::: TEXTO SELECIONADO :::
Godstrike [PC, Switch]

Godstrike não é o único boss fight centered game que joguei, e tenho achado como existe uma quase tendência de criar jogos tão depurados e tão focados no desafio que cada nível é apenas habitado por um bosso que nos espera para nos derrotar, ou ser derrotado.

É curioso colocar um twin stick shooter bullet hell numa caçada dedicada a jogos soulslike, quando tudo o que têm em comum com o género criado pelo famoso estúdio nipónico é mesmo a dificuldade. Ora não fosse o micro-nicho dos bullet hells um dos poucos redutor ao longo de mais de uma década que manteve o nível elevado de dificuldade old school ao estilo arcade.

Quanto a Godstrike, desenvolvido pelo estúdio OverPowered Teams, há um toque diferente para tantos outros bullhet hells: é que o tempo é simultaneamente um contra-relógio, mas é também a nossa barra de vida.

Cada combate é um time attack contra o boss, e sempre que levamos dano é o nosso relógio que perde segundos, aproximando-se do fatídico zero. O tempo, em Godstrike, é literalmente vida.

O curioso da dificuldade extrema de Godstrike é que até o tutorial é duro de roer, e vai certamente afastar muita gente que não esteja habituada a este género. O boss do tutorial tem 3 formas distintas, progressivamente mais difíceis (à semelhança dos restantes). Se perdemos muitas vezes podemos baixar a dificuldade, mas até a dificuldade mais baixa é… difícil.

Com uma excelente direcção artística e um foco naquilo que sabe e que quer fazer, Godstrike é uma maravilha indie twin stick shooter, daqueles de arrancar os cabelos de frustração, sem nunca sentirmos que fomos enganados de forma injusta.
::: CONJUNTO DE DADOS :::
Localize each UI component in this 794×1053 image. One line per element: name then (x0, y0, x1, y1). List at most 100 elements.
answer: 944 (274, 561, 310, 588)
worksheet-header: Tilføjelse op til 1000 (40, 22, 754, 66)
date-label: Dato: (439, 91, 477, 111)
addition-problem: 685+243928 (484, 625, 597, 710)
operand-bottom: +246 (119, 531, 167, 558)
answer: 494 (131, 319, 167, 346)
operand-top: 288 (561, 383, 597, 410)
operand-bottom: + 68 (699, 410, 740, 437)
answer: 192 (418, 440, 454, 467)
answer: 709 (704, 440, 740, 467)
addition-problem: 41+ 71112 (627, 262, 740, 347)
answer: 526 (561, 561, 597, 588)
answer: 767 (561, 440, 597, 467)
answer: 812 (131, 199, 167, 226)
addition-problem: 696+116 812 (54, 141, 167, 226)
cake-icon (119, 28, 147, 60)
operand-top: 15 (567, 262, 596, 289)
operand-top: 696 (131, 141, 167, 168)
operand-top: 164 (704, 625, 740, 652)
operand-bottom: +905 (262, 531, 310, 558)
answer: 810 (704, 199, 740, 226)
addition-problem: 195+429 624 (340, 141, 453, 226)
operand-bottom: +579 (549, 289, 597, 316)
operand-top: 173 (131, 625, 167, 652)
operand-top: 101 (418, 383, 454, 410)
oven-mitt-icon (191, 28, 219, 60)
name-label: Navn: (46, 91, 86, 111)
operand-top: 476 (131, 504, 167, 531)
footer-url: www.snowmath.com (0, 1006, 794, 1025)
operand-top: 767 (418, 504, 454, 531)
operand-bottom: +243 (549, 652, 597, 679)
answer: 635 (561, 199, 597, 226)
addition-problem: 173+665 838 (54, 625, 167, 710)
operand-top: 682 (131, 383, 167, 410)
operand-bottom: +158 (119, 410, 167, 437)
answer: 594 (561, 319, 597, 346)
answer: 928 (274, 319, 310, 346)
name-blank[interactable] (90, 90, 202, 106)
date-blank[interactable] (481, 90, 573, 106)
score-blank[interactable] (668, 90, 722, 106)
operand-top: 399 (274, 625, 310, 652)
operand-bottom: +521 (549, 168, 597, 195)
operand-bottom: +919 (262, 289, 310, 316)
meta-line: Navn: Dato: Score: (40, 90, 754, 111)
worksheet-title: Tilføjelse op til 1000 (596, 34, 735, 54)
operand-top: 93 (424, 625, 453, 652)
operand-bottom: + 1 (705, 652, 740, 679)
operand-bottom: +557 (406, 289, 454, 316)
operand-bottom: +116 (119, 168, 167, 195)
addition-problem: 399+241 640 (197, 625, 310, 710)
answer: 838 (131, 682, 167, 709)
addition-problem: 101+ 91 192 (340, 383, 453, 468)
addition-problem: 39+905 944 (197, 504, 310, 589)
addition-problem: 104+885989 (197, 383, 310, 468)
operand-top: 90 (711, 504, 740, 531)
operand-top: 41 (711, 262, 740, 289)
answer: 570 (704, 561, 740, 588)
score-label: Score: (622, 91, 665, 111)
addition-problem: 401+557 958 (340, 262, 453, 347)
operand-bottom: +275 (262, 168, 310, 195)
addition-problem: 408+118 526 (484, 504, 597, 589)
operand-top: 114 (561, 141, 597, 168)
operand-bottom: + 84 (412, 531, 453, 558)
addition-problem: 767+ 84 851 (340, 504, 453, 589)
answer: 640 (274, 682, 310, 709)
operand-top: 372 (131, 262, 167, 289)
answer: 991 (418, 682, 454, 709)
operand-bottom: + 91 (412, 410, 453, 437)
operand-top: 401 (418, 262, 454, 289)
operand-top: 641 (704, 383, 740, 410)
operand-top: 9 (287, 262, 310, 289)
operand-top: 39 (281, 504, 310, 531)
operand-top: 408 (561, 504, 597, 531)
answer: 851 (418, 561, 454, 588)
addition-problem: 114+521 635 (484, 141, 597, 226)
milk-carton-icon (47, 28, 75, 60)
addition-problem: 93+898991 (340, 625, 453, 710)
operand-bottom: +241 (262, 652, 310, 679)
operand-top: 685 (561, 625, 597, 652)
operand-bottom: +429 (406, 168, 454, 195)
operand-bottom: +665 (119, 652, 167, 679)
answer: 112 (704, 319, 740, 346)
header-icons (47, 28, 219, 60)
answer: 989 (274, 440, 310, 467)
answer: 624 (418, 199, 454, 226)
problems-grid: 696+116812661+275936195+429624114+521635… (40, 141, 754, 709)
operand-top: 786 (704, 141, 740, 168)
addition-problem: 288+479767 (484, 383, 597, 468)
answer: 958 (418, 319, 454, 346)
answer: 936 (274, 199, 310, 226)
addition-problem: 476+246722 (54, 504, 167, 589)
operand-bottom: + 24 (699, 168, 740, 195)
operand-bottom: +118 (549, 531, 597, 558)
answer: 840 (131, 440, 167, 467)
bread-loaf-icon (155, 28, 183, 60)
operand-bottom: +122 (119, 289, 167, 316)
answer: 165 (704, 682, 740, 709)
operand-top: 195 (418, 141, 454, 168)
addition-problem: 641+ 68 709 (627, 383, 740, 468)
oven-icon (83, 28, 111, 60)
:::
■ **TAREFA PROPOSTA 1**
Segundo a crítica de Godstrike, que estúdio desenvolveu o jogo?
■ **TAREFA PROPOSTA 2**
Atualize o trecho da crítica de Godstrike entre "Quanto a Godstrike, desenvolvido" e "barra de vida.", inclusive, trocando "barra de vida" por "reserva de energia".

■ **RESPOSTA CORRETA 1**
O estúdio OverPowered Teams.

■ **RESPOSTA CORRETA 2**
Quanto a Godstrike, desenvolvido pelo estúdio OverPowered Teams, há um toque diferente para tantos outros bullhet hells: é que o tempo é simultaneamente um contra-relógio, mas é também a nossa reserva de energia.